• _Task description_
Using the records below, locate all lines containing "displays" and return them.
==== Task material
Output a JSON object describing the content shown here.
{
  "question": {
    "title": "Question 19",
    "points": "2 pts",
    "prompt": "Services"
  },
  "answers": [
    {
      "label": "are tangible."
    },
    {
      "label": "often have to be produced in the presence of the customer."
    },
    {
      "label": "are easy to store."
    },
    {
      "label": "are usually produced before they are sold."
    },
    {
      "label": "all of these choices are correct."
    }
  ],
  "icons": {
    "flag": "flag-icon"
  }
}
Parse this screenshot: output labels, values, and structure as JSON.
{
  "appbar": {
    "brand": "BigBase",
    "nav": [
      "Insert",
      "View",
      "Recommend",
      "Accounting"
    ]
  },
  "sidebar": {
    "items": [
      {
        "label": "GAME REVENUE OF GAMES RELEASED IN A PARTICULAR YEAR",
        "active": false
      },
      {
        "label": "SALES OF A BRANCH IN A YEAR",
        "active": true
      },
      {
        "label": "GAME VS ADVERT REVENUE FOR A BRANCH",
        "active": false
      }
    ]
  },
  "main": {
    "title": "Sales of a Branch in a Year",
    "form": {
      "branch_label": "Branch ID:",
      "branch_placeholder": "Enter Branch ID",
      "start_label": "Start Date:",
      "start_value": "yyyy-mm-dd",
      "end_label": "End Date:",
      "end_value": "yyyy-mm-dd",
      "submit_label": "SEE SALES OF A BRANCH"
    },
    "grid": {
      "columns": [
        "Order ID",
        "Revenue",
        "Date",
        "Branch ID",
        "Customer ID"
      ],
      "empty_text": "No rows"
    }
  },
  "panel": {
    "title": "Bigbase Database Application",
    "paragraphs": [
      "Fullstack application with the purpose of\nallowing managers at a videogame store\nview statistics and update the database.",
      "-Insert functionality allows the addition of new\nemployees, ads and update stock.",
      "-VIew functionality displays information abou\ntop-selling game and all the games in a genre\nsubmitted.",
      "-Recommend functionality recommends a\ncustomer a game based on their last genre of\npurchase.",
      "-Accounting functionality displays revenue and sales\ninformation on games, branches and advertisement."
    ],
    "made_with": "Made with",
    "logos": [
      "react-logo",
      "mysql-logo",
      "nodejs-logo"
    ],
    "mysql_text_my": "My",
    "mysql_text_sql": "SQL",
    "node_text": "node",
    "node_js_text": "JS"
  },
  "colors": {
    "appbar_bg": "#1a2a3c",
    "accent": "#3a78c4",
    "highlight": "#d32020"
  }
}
========
• _In response_
      "-VIew functionality displays information abou\ntop-selling game and all the games in a genre\nsubmitted.",
      "-Accounting functionality displays revenue and sales\ninformation on games, branches and advertisement."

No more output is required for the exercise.